* Source material:

__________

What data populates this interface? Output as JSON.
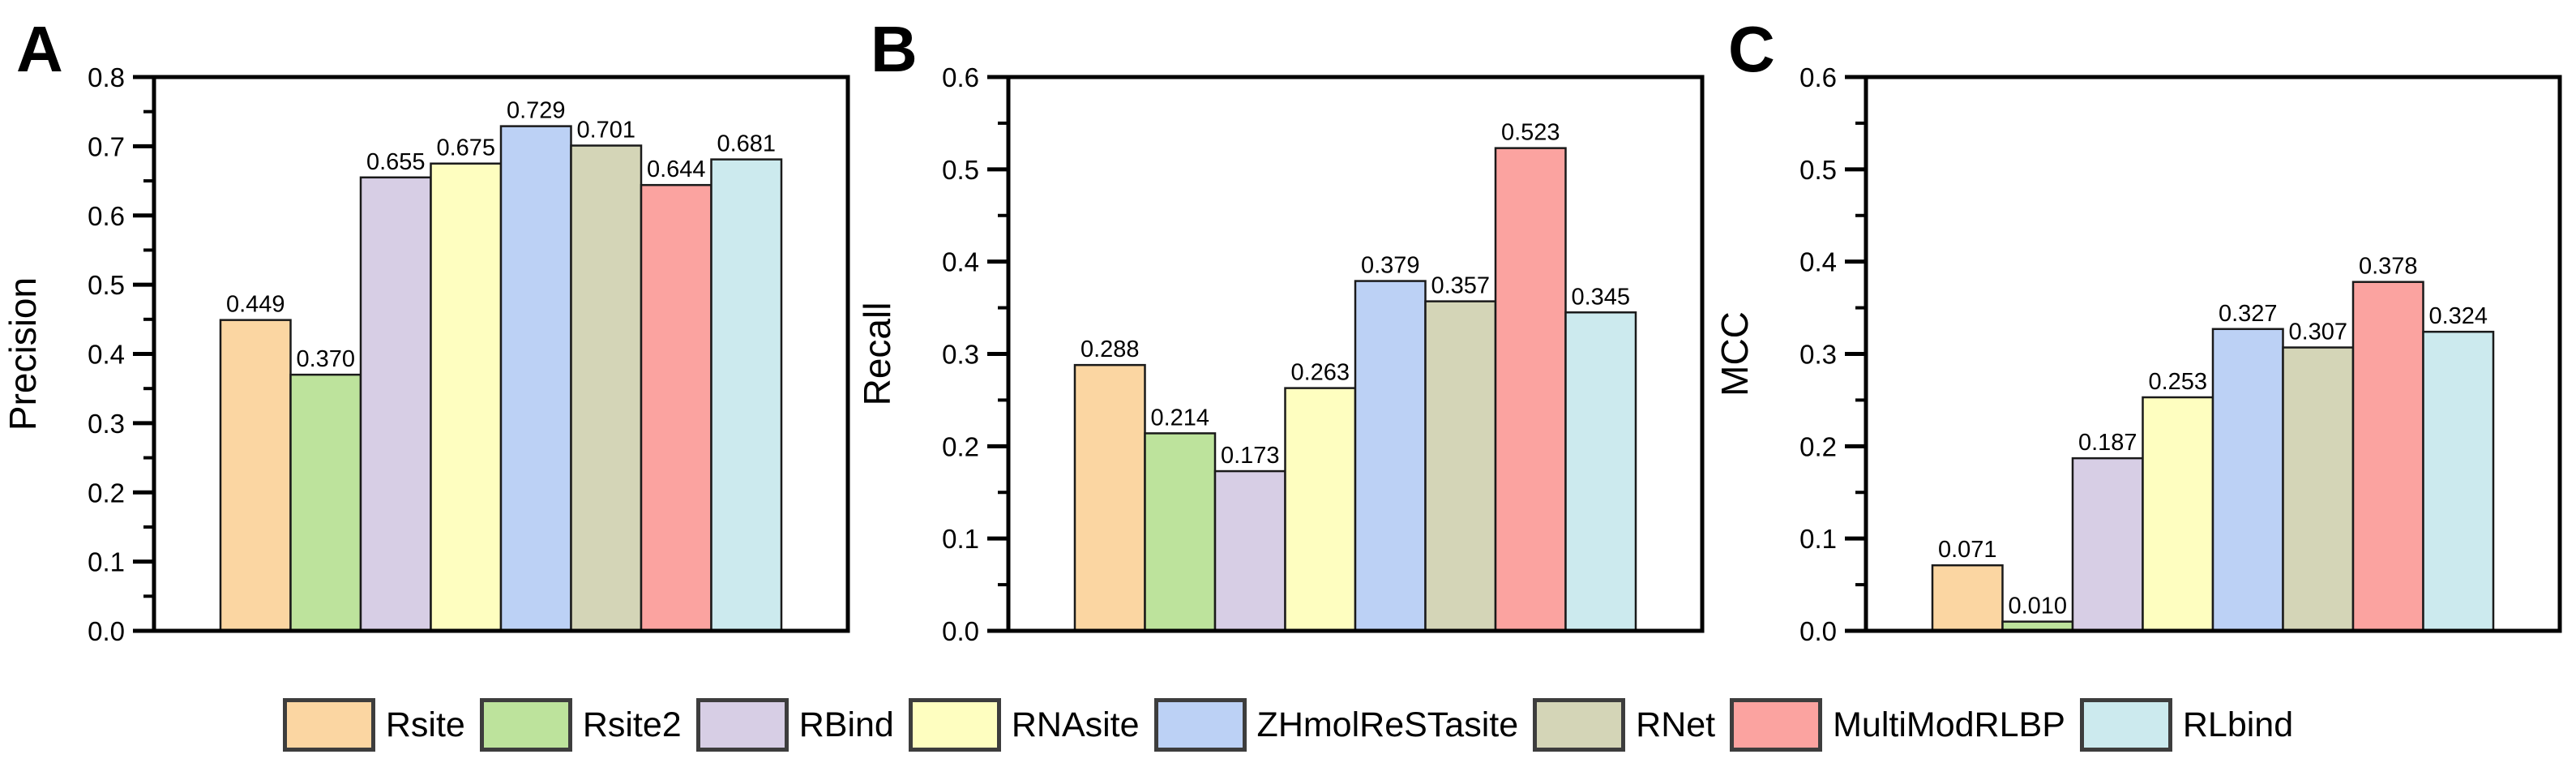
{
  "chart_data": [
    {
      "type": "bar",
      "panel_label": "A",
      "title": "",
      "xlabel": "",
      "ylabel": "Precision",
      "ylim": [
        0,
        0.8
      ],
      "ytick_interval": 0.1,
      "minor_tick_interval": 0.05,
      "grid": false,
      "categories": [
        "Rsite",
        "Rsite2",
        "RBind",
        "RNAsite",
        "ZHmolReSTasite",
        "RNet",
        "MultiModRLBP",
        "RLbind"
      ],
      "values": [
        0.449,
        0.37,
        0.655,
        0.675,
        0.729,
        0.701,
        0.644,
        0.681
      ],
      "value_labels": [
        "0.449",
        "0.370",
        "0.655",
        "0.675",
        "0.729",
        "0.701",
        "0.644",
        "0.681"
      ]
    },
    {
      "type": "bar",
      "panel_label": "B",
      "title": "",
      "xlabel": "",
      "ylabel": "Recall",
      "ylim": [
        0,
        0.6
      ],
      "ytick_interval": 0.1,
      "minor_tick_interval": 0.05,
      "grid": false,
      "categories": [
        "Rsite",
        "Rsite2",
        "RBind",
        "RNAsite",
        "ZHmolReSTasite",
        "RNet",
        "MultiModRLBP",
        "RLbind"
      ],
      "values": [
        0.288,
        0.214,
        0.173,
        0.263,
        0.379,
        0.357,
        0.523,
        0.345
      ],
      "value_labels": [
        "0.288",
        "0.214",
        "0.173",
        "0.263",
        "0.379",
        "0.357",
        "0.523",
        "0.345"
      ]
    },
    {
      "type": "bar",
      "panel_label": "C",
      "title": "",
      "xlabel": "",
      "ylabel": "MCC",
      "ylim": [
        0,
        0.6
      ],
      "ytick_interval": 0.1,
      "minor_tick_interval": 0.05,
      "grid": false,
      "categories": [
        "Rsite",
        "Rsite2",
        "RBind",
        "RNAsite",
        "ZHmolReSTasite",
        "RNet",
        "MultiModRLBP",
        "RLbind"
      ],
      "values": [
        0.071,
        0.01,
        0.187,
        0.253,
        0.327,
        0.307,
        0.378,
        0.324
      ],
      "value_labels": [
        "0.071",
        "0.010",
        "0.187",
        "0.253",
        "0.327",
        "0.307",
        "0.378",
        "0.324"
      ]
    }
  ],
  "legend": {
    "position": "bottom-center",
    "swatch_border_color": "#3d3d3d",
    "items": [
      {
        "label": "Rsite",
        "color": "#FBD6A2"
      },
      {
        "label": "Rsite2",
        "color": "#BDE39C"
      },
      {
        "label": "RBind",
        "color": "#D7CEE5"
      },
      {
        "label": "RNAsite",
        "color": "#FEFEC0"
      },
      {
        "label": "ZHmolReSTasite",
        "color": "#BCD1F5"
      },
      {
        "label": "RNet",
        "color": "#D4D5B7"
      },
      {
        "label": "MultiModRLBP",
        "color": "#FBA3A0"
      },
      {
        "label": "RLbind",
        "color": "#CCEAEE"
      }
    ]
  },
  "styles": {
    "background": "#ffffff",
    "axis_color": "#000000",
    "bar_outline_color": "#1a1a1a",
    "text_color": "#000000"
  }
}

__________

Please repeat the entries exactly. Do not include the pictures.

What data populates this interface? Output as JSON.
{
  "chart_data": [
    {
      "type": "bar",
      "panel_label": "A",
      "title": "",
      "xlabel": "",
      "ylabel": "Precision",
      "ylim": [
        0,
        0.8
      ],
      "ytick_interval": 0.1,
      "minor_tick_interval": 0.05,
      "grid": false,
      "categories": [
        "Rsite",
        "Rsite2",
        "RBind",
        "RNAsite",
        "ZHmolReSTasite",
        "RNet",
        "MultiModRLBP",
        "RLbind"
      ],
      "values": [
        0.449,
        0.37,
        0.655,
        0.675,
        0.729,
        0.701,
        0.644,
        0.681
      ],
      "value_labels": [
        "0.449",
        "0.370",
        "0.655",
        "0.675",
        "0.729",
        "0.701",
        "0.644",
        "0.681"
      ]
    },
    {
      "type": "bar",
      "panel_label": "B",
      "title": "",
      "xlabel": "",
      "ylabel": "Recall",
      "ylim": [
        0,
        0.6
      ],
      "ytick_interval": 0.1,
      "minor_tick_interval": 0.05,
      "grid": false,
      "categories": [
        "Rsite",
        "Rsite2",
        "RBind",
        "RNAsite",
        "ZHmolReSTasite",
        "RNet",
        "MultiModRLBP",
        "RLbind"
      ],
      "values": [
        0.288,
        0.214,
        0.173,
        0.263,
        0.379,
        0.357,
        0.523,
        0.345
      ],
      "value_labels": [
        "0.288",
        "0.214",
        "0.173",
        "0.263",
        "0.379",
        "0.357",
        "0.523",
        "0.345"
      ]
    },
    {
      "type": "bar",
      "panel_label": "C",
      "title": "",
      "xlabel": "",
      "ylabel": "MCC",
      "ylim": [
        0,
        0.6
      ],
      "ytick_interval": 0.1,
      "minor_tick_interval": 0.05,
      "grid": false,
      "categories": [
        "Rsite",
        "Rsite2",
        "RBind",
        "RNAsite",
        "ZHmolReSTasite",
        "RNet",
        "MultiModRLBP",
        "RLbind"
      ],
      "values": [
        0.071,
        0.01,
        0.187,
        0.253,
        0.327,
        0.307,
        0.378,
        0.324
      ],
      "value_labels": [
        "0.071",
        "0.010",
        "0.187",
        "0.253",
        "0.327",
        "0.307",
        "0.378",
        "0.324"
      ]
    }
  ],
  "legend": {
    "position": "bottom-center",
    "swatch_border_color": "#3d3d3d",
    "items": [
      {
        "label": "Rsite",
        "color": "#FBD6A2"
      },
      {
        "label": "Rsite2",
        "color": "#BDE39C"
      },
      {
        "label": "RBind",
        "color": "#D7CEE5"
      },
      {
        "label": "RNAsite",
        "color": "#FEFEC0"
      },
      {
        "label": "ZHmolReSTasite",
        "color": "#BCD1F5"
      },
      {
        "label": "RNet",
        "color": "#D4D5B7"
      },
      {
        "label": "MultiModRLBP",
        "color": "#FBA3A0"
      },
      {
        "label": "RLbind",
        "color": "#CCEAEE"
      }
    ]
  },
  "styles": {
    "background": "#ffffff",
    "axis_color": "#000000",
    "bar_outline_color": "#1a1a1a",
    "text_color": "#000000"
  }
}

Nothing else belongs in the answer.